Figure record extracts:
--- begin ---

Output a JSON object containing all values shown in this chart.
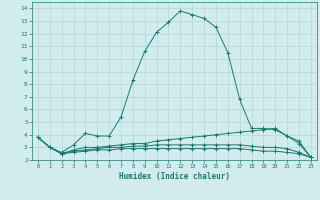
{
  "xlabel": "Humidex (Indice chaleur)",
  "ylabel": "",
  "xlim": [
    -0.5,
    23.5
  ],
  "ylim": [
    2,
    14.5
  ],
  "bg_color": "#d1ecee",
  "grid_color": "#b8d8da",
  "line_color": "#1a7a6e",
  "xticks": [
    0,
    1,
    2,
    3,
    4,
    5,
    6,
    7,
    8,
    9,
    10,
    11,
    12,
    13,
    14,
    15,
    16,
    17,
    18,
    19,
    20,
    21,
    22,
    23
  ],
  "yticks": [
    2,
    3,
    4,
    5,
    6,
    7,
    8,
    9,
    10,
    11,
    12,
    13,
    14
  ],
  "series": [
    {
      "x": [
        0,
        1,
        2,
        3,
        4,
        5,
        6,
        7,
        8,
        9,
        10,
        11,
        12,
        13,
        14,
        15,
        16,
        17,
        18,
        19,
        20,
        21,
        22,
        23
      ],
      "y": [
        3.8,
        3.0,
        2.6,
        3.2,
        4.1,
        3.9,
        3.9,
        5.4,
        8.3,
        10.6,
        12.1,
        12.9,
        13.8,
        13.5,
        13.2,
        12.5,
        10.5,
        6.8,
        4.5,
        4.5,
        4.4,
        3.9,
        3.5,
        2.2
      ]
    },
    {
      "x": [
        0,
        1,
        2,
        3,
        4,
        5,
        6,
        7,
        8,
        9,
        10,
        11,
        12,
        13,
        14,
        15,
        16,
        17,
        18,
        19,
        20,
        21,
        22,
        23
      ],
      "y": [
        3.8,
        3.0,
        2.5,
        2.8,
        3.0,
        3.0,
        3.1,
        3.2,
        3.3,
        3.3,
        3.5,
        3.6,
        3.7,
        3.8,
        3.9,
        4.0,
        4.1,
        4.2,
        4.3,
        4.4,
        4.5,
        3.9,
        3.3,
        2.2
      ]
    },
    {
      "x": [
        0,
        1,
        2,
        3,
        4,
        5,
        6,
        7,
        8,
        9,
        10,
        11,
        12,
        13,
        14,
        15,
        16,
        17,
        18,
        19,
        20,
        21,
        22,
        23
      ],
      "y": [
        3.8,
        3.0,
        2.5,
        2.7,
        2.8,
        2.9,
        3.0,
        3.0,
        3.1,
        3.1,
        3.2,
        3.2,
        3.2,
        3.2,
        3.2,
        3.2,
        3.2,
        3.2,
        3.1,
        3.0,
        3.0,
        2.9,
        2.6,
        2.2
      ]
    },
    {
      "x": [
        0,
        1,
        2,
        3,
        4,
        5,
        6,
        7,
        8,
        9,
        10,
        11,
        12,
        13,
        14,
        15,
        16,
        17,
        18,
        19,
        20,
        21,
        22,
        23
      ],
      "y": [
        3.8,
        3.0,
        2.5,
        2.6,
        2.7,
        2.8,
        2.8,
        2.9,
        2.9,
        2.9,
        2.9,
        2.9,
        2.9,
        2.9,
        2.9,
        2.9,
        2.9,
        2.9,
        2.8,
        2.7,
        2.7,
        2.6,
        2.5,
        2.2
      ]
    }
  ]
}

--- end ---

Exercise:
Transcribe every entry word for word, but skip the pictures.

The output:
Output a JSON object containing all values shown in this chart.
{
  "xlabel": "Humidex (Indice chaleur)",
  "ylabel": "",
  "xlim": [
    -0.5,
    23.5
  ],
  "ylim": [
    2,
    14.5
  ],
  "bg_color": "#d1ecee",
  "grid_color": "#b8d8da",
  "line_color": "#1a7a6e",
  "xticks": [
    0,
    1,
    2,
    3,
    4,
    5,
    6,
    7,
    8,
    9,
    10,
    11,
    12,
    13,
    14,
    15,
    16,
    17,
    18,
    19,
    20,
    21,
    22,
    23
  ],
  "yticks": [
    2,
    3,
    4,
    5,
    6,
    7,
    8,
    9,
    10,
    11,
    12,
    13,
    14
  ],
  "series": [
    {
      "x": [
        0,
        1,
        2,
        3,
        4,
        5,
        6,
        7,
        8,
        9,
        10,
        11,
        12,
        13,
        14,
        15,
        16,
        17,
        18,
        19,
        20,
        21,
        22,
        23
      ],
      "y": [
        3.8,
        3.0,
        2.6,
        3.2,
        4.1,
        3.9,
        3.9,
        5.4,
        8.3,
        10.6,
        12.1,
        12.9,
        13.8,
        13.5,
        13.2,
        12.5,
        10.5,
        6.8,
        4.5,
        4.5,
        4.4,
        3.9,
        3.5,
        2.2
      ]
    },
    {
      "x": [
        0,
        1,
        2,
        3,
        4,
        5,
        6,
        7,
        8,
        9,
        10,
        11,
        12,
        13,
        14,
        15,
        16,
        17,
        18,
        19,
        20,
        21,
        22,
        23
      ],
      "y": [
        3.8,
        3.0,
        2.5,
        2.8,
        3.0,
        3.0,
        3.1,
        3.2,
        3.3,
        3.3,
        3.5,
        3.6,
        3.7,
        3.8,
        3.9,
        4.0,
        4.1,
        4.2,
        4.3,
        4.4,
        4.5,
        3.9,
        3.3,
        2.2
      ]
    },
    {
      "x": [
        0,
        1,
        2,
        3,
        4,
        5,
        6,
        7,
        8,
        9,
        10,
        11,
        12,
        13,
        14,
        15,
        16,
        17,
        18,
        19,
        20,
        21,
        22,
        23
      ],
      "y": [
        3.8,
        3.0,
        2.5,
        2.7,
        2.8,
        2.9,
        3.0,
        3.0,
        3.1,
        3.1,
        3.2,
        3.2,
        3.2,
        3.2,
        3.2,
        3.2,
        3.2,
        3.2,
        3.1,
        3.0,
        3.0,
        2.9,
        2.6,
        2.2
      ]
    },
    {
      "x": [
        0,
        1,
        2,
        3,
        4,
        5,
        6,
        7,
        8,
        9,
        10,
        11,
        12,
        13,
        14,
        15,
        16,
        17,
        18,
        19,
        20,
        21,
        22,
        23
      ],
      "y": [
        3.8,
        3.0,
        2.5,
        2.6,
        2.7,
        2.8,
        2.8,
        2.9,
        2.9,
        2.9,
        2.9,
        2.9,
        2.9,
        2.9,
        2.9,
        2.9,
        2.9,
        2.9,
        2.8,
        2.7,
        2.7,
        2.6,
        2.5,
        2.2
      ]
    }
  ]
}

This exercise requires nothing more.